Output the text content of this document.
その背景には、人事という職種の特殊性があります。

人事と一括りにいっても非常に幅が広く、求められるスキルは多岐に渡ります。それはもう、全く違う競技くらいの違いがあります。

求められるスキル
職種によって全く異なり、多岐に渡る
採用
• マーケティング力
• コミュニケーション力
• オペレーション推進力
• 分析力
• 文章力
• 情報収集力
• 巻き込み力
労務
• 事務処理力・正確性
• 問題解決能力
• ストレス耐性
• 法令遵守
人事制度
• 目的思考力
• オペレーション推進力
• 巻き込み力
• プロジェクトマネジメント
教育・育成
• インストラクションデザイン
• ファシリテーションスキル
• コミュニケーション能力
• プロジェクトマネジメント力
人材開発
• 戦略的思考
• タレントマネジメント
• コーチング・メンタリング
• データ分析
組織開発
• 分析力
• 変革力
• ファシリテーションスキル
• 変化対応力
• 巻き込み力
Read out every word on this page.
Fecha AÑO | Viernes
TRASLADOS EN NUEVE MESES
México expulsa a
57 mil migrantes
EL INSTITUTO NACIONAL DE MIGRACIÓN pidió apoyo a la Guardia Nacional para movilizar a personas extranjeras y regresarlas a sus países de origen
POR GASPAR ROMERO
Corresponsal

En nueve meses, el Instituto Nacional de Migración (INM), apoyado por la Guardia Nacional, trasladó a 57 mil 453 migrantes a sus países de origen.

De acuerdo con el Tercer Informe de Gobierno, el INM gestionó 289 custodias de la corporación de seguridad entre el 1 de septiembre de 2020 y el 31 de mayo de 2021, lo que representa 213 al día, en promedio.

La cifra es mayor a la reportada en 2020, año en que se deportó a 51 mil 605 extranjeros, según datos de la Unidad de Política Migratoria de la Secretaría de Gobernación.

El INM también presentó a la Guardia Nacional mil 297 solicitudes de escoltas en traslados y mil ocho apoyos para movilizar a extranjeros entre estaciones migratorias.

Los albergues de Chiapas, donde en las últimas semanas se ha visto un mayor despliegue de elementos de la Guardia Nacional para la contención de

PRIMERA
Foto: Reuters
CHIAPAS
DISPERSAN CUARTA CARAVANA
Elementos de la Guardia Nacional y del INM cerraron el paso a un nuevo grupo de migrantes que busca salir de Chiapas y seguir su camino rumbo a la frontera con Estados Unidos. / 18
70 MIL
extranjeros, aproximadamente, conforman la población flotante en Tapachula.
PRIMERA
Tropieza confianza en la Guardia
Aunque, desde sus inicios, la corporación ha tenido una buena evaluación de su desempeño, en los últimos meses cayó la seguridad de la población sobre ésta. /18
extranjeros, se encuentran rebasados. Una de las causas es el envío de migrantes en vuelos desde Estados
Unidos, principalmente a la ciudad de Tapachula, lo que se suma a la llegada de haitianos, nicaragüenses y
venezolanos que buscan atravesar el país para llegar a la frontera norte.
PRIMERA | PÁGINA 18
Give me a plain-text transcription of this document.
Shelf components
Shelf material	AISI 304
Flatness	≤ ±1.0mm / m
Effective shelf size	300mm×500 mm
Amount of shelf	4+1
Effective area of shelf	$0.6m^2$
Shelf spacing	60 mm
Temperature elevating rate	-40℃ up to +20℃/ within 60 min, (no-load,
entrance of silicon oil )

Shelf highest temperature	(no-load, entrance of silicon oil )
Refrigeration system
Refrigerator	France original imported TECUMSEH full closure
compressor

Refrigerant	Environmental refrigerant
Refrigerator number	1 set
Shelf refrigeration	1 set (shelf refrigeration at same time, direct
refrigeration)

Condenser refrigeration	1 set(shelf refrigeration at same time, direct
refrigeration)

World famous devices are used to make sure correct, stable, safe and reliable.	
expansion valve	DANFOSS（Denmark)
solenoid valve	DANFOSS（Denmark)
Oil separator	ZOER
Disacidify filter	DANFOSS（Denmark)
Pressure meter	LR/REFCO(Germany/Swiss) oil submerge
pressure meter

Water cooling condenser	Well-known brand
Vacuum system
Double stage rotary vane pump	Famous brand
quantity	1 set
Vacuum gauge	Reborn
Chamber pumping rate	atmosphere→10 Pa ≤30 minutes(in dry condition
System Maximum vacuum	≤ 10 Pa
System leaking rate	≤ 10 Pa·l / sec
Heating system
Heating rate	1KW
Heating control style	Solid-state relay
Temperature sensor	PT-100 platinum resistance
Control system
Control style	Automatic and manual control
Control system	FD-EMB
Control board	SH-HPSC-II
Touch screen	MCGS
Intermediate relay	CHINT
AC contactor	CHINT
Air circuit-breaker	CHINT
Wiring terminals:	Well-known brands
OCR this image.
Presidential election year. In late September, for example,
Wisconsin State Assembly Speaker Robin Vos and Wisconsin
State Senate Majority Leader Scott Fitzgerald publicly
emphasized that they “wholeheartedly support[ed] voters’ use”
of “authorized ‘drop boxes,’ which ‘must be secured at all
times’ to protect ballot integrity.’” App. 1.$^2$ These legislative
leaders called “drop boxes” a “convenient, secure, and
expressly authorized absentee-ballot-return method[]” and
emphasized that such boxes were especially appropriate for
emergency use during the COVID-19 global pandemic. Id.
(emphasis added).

◆ Task instructions
Copy out every line of the data that includes "meter".

◆ Task result
Pressure meter	LR/REFCO(Germany/Swiss) oil submerge
pressure meter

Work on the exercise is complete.